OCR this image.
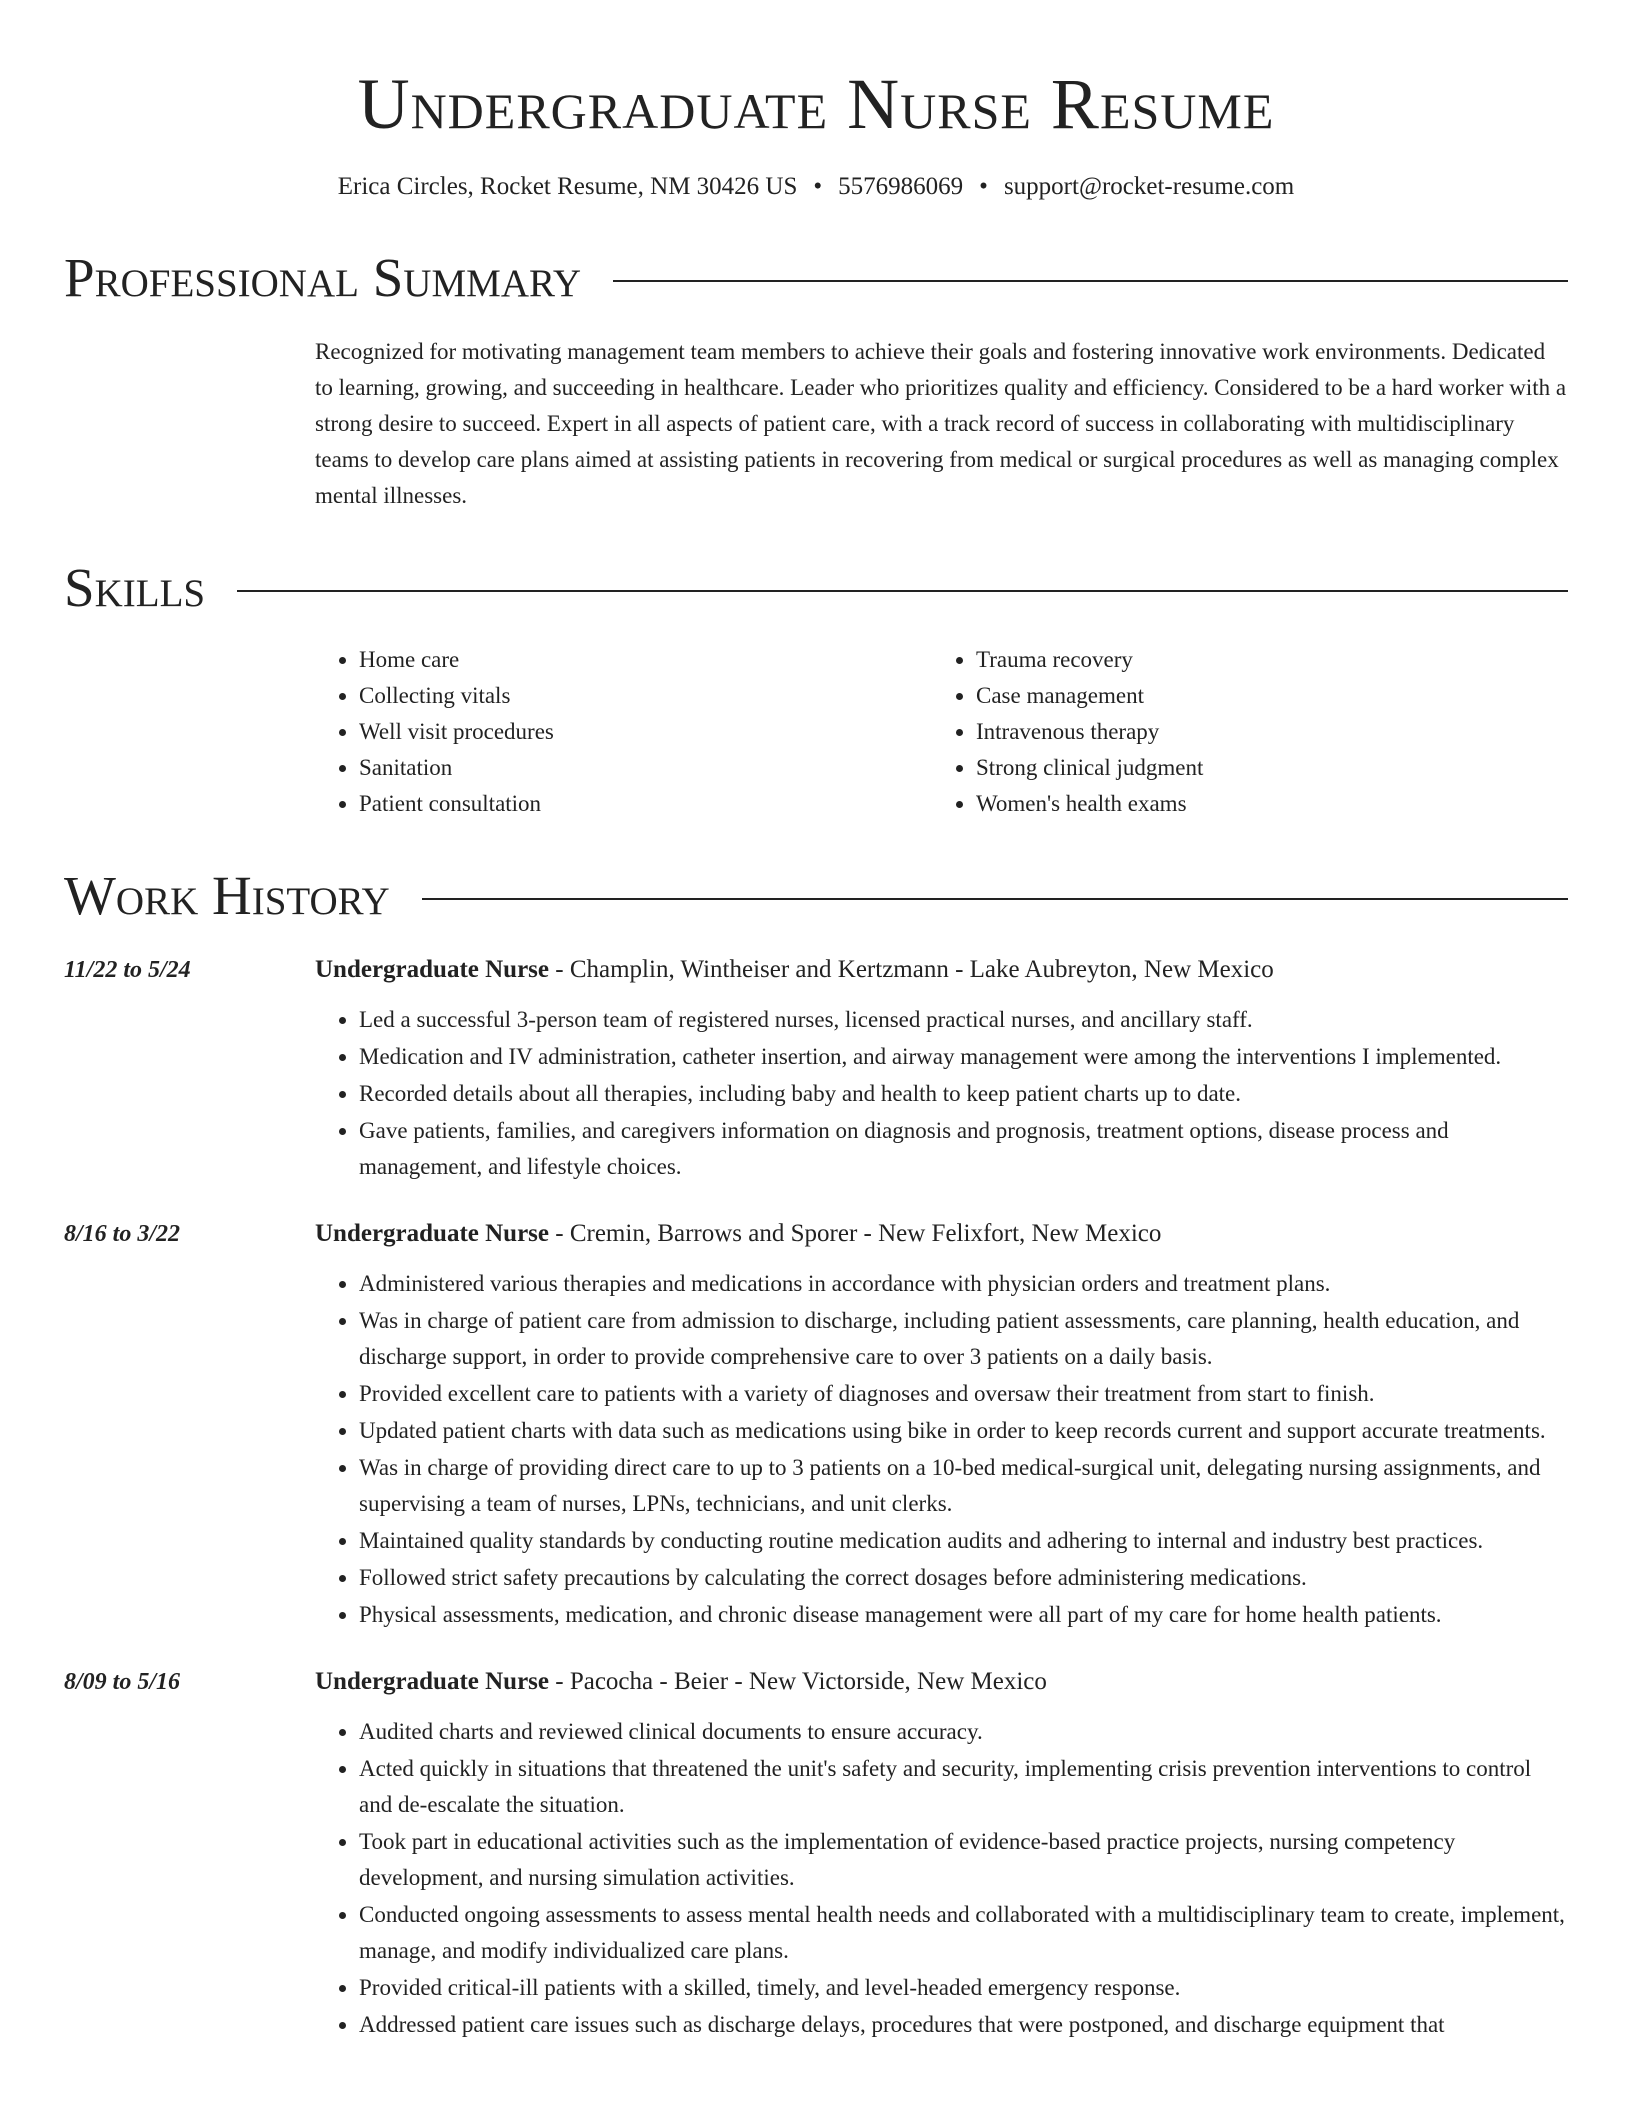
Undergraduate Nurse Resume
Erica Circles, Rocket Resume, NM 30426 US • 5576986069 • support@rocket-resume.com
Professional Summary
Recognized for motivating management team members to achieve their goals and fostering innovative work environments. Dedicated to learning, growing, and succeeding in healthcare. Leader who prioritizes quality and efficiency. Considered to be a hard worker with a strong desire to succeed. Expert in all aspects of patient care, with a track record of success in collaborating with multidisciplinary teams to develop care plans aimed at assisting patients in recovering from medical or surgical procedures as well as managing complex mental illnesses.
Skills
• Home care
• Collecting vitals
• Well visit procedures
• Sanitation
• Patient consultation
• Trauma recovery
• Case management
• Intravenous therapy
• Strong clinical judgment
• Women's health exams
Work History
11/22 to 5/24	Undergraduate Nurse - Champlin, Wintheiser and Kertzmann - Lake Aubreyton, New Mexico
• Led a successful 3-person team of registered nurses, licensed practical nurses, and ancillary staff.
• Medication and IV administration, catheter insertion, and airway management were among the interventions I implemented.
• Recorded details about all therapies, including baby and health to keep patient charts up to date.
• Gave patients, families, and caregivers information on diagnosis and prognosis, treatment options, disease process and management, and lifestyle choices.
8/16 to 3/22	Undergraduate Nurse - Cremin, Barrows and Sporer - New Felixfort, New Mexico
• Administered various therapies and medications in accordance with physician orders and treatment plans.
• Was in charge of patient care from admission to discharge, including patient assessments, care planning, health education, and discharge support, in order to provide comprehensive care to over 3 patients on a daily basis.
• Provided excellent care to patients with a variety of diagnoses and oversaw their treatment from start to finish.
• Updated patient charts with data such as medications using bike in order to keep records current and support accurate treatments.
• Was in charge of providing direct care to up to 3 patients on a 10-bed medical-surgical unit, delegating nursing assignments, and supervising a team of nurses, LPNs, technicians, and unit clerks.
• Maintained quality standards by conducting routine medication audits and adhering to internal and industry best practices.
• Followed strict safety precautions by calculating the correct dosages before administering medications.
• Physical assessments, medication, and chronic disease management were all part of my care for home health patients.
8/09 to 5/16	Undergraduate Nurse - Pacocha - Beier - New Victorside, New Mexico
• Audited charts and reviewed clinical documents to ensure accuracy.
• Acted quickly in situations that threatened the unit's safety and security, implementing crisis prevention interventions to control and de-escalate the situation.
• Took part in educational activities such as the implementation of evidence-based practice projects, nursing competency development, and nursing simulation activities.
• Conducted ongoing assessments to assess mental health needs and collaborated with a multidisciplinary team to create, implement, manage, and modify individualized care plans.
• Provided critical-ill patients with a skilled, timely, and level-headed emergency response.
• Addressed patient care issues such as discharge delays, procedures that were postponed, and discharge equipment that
◇ ◇ ◇
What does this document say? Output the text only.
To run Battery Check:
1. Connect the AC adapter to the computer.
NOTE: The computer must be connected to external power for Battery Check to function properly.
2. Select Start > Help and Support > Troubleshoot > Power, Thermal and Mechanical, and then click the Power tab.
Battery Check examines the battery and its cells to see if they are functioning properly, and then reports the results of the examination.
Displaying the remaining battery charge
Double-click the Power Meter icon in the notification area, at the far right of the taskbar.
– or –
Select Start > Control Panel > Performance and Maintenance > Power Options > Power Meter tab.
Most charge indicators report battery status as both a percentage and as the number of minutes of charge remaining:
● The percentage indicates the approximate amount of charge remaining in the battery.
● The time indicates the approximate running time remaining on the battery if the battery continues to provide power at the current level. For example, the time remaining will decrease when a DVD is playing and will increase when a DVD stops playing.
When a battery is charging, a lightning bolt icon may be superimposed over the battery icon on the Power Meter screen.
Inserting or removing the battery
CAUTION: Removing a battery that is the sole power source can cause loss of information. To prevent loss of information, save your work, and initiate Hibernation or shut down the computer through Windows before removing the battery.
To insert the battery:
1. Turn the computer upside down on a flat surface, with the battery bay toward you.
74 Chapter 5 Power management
◇ ◇ ◇
Exercise aim – Taking the material above, report how many of its lines contain the word "safety". Add nothing else.

Output of the task – 2